WHAT IS REQUIRED:
Collect each line of the records containing the string "Water".

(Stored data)
[start]

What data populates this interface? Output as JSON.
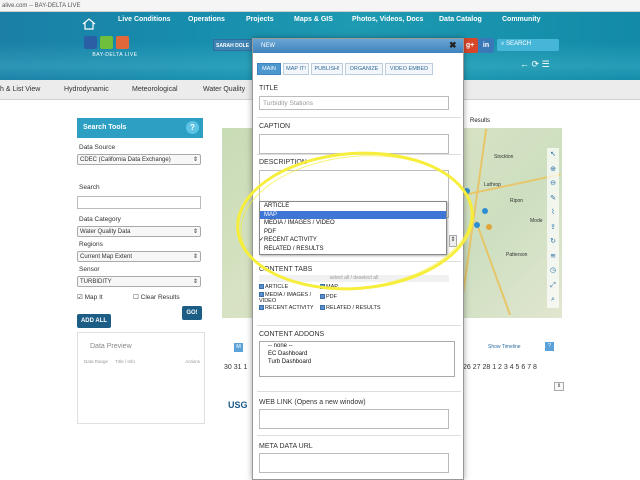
{
  "browser": {
    "url": "alive.com -- BAY-DELTA LIVE"
  },
  "topnav": {
    "items": [
      "Live Conditions",
      "Operations",
      "Projects",
      "Maps & GIS",
      "Photos, Videos, Docs",
      "Data Catalog",
      "Community"
    ]
  },
  "logo": {
    "text": "BAY-DELTA LIVE"
  },
  "header": {
    "user": "SARAH DOLE",
    "social": [
      "g+",
      "in"
    ],
    "search_label": "SEARCH"
  },
  "subnav": {
    "tabs": [
      "h & List View",
      "Hydrodynamic",
      "Meteorological",
      "Water Quality"
    ]
  },
  "search_tools": {
    "title": "Search Tools",
    "help": "?",
    "data_source_label": "Data Source",
    "data_source_value": "CDEC (California Data Exchange)",
    "search_label": "Search",
    "category_label": "Data Category",
    "category_value": "Water Quality Data",
    "regions_label": "Regions",
    "regions_value": "Current Map Extent",
    "sensor_label": "Sensor",
    "sensor_value": "TURBIDITY",
    "map_it": "Map It",
    "clear_results": "Clear Results",
    "go": "GO!",
    "add_all": "ADD ALL"
  },
  "preview": {
    "title": "Data Preview",
    "col1": "Data Range",
    "col2": "Title / Info",
    "col3": "Actions"
  },
  "map": {
    "results_label": "Results",
    "cities": [
      "Stockton",
      "Lathrop",
      "Ripon",
      "Mode",
      "Patterson"
    ],
    "badge": "M",
    "show_timeline": "Show Timeline",
    "timeline_help": "?"
  },
  "pagination": {
    "left": "30 31 1",
    "right": "26 27 28 1 2 3 4 5 6 7 8"
  },
  "usgs": "USG",
  "modal": {
    "header": "NEW",
    "close": "✖",
    "tabs": [
      "MAIN",
      "MAP IT!",
      "PUBLISH!",
      "ORGANIZE",
      "VIDEO EMBED"
    ],
    "title_label": "TITLE",
    "title_placeholder": "Turbidity Stations",
    "caption_label": "CAPTION",
    "description_label": "DESCRIPTION",
    "dropdown_options": [
      "ARTICLE",
      "MAP",
      "MEDIA / IMAGES / VIDEO",
      "PDF",
      "RECENT ACTIVITY",
      "RELATED / RESULTS"
    ],
    "dropdown_checked": "✓",
    "content_tabs_label": "CONTENT TABS",
    "select_all": "select all / deselect all",
    "content_tabs": [
      "ARTICLE",
      "MAP",
      "MEDIA / IMAGES / VIDEO",
      "PDF",
      "RECENT ACTIVITY",
      "RELATED / RESULTS"
    ],
    "addons_label": "CONTENT ADDONS",
    "addons": [
      "-- none --",
      "EC Dashboard",
      "Turb Dashboard"
    ],
    "weblink_label": "WEB LINK (Opens a new window)",
    "metadata_label": "META DATA URL"
  },
  "colors": {
    "accent": "#2c9fc3",
    "highlight": "#3f76d6",
    "annotation": "#f6ee3a",
    "dark_button": "#1b5d85"
  }
}
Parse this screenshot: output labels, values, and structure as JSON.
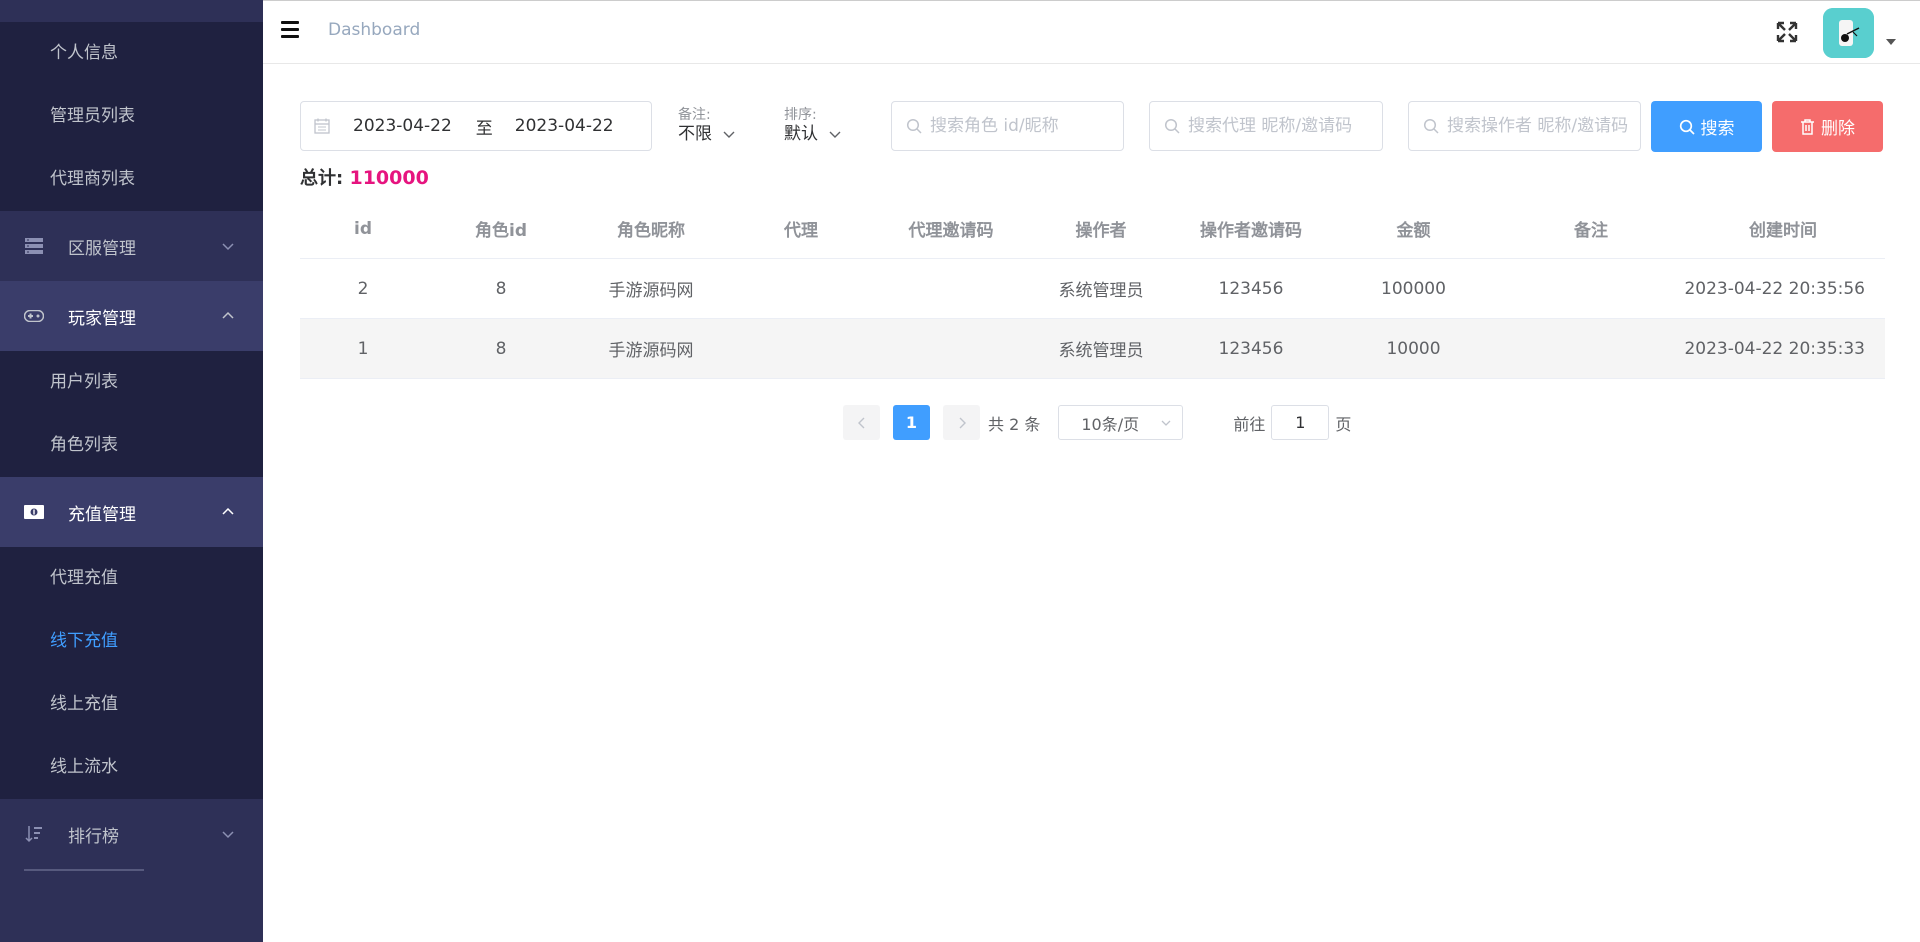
{
  "sidebar": {
    "group1": [
      {
        "label": "个人信息"
      },
      {
        "label": "管理员列表"
      },
      {
        "label": "代理商列表"
      }
    ],
    "menus": {
      "server": {
        "label": "区服管理",
        "icon": "server-icon"
      },
      "player": {
        "label": "玩家管理",
        "icon": "gamepad-icon"
      },
      "recharge": {
        "label": "充值管理",
        "icon": "money-icon"
      },
      "rank": {
        "label": "排行榜",
        "icon": "sort-icon"
      }
    },
    "group2": [
      {
        "label": "用户列表"
      },
      {
        "label": "角色列表"
      }
    ],
    "group3": [
      {
        "label": "代理充值"
      },
      {
        "label": "线下充值",
        "active": true
      },
      {
        "label": "线上充值"
      },
      {
        "label": "线上流水"
      }
    ]
  },
  "header": {
    "breadcrumb": "Dashboard",
    "icons": [
      "hamburger-icon",
      "fullscreen-icon",
      "avatar",
      "caret-down-icon"
    ]
  },
  "filters": {
    "date_start": "2023-04-22",
    "date_sep": "至",
    "date_end": "2023-04-22",
    "remark_label": "备注:",
    "remark_value": "不限",
    "sort_label": "排序:",
    "sort_value": "默认",
    "search_role_placeholder": "搜索角色 id/昵称",
    "search_agent_placeholder": "搜索代理 昵称/邀请码",
    "search_operator_placeholder": "搜索操作者 昵称/邀请码",
    "search_button": "搜索",
    "delete_button": "删除"
  },
  "summary": {
    "label": "总计:",
    "value": "110000",
    "value_color": "#e6147f"
  },
  "table": {
    "columns": [
      "id",
      "角色id",
      "角色昵称",
      "代理",
      "代理邀请码",
      "操作者",
      "操作者邀请码",
      "金额",
      "备注",
      "创建时间"
    ],
    "rows": [
      [
        "2",
        "8",
        "手游源码网",
        "",
        "",
        "系统管理员",
        "123456",
        "100000",
        "",
        "2023-04-22 20:35:56"
      ],
      [
        "1",
        "8",
        "手游源码网",
        "",
        "",
        "系统管理员",
        "123456",
        "10000",
        "",
        "2023-04-22 20:35:33"
      ]
    ]
  },
  "pagination": {
    "current": "1",
    "total_text": "共 2 条",
    "page_size": "10条/页",
    "goto_label": "前往",
    "goto_value": "1",
    "goto_suffix": "页"
  },
  "colors": {
    "sidebar_bg": "#2e3057",
    "sidebar_sub_bg": "#1f2140",
    "primary": "#409eff",
    "danger": "#f56c6c",
    "avatar_bg": "#59cfcf"
  }
}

[end]

FINAL RESULT:
      "Water Quality"
    "category_value": "Water Quality Data",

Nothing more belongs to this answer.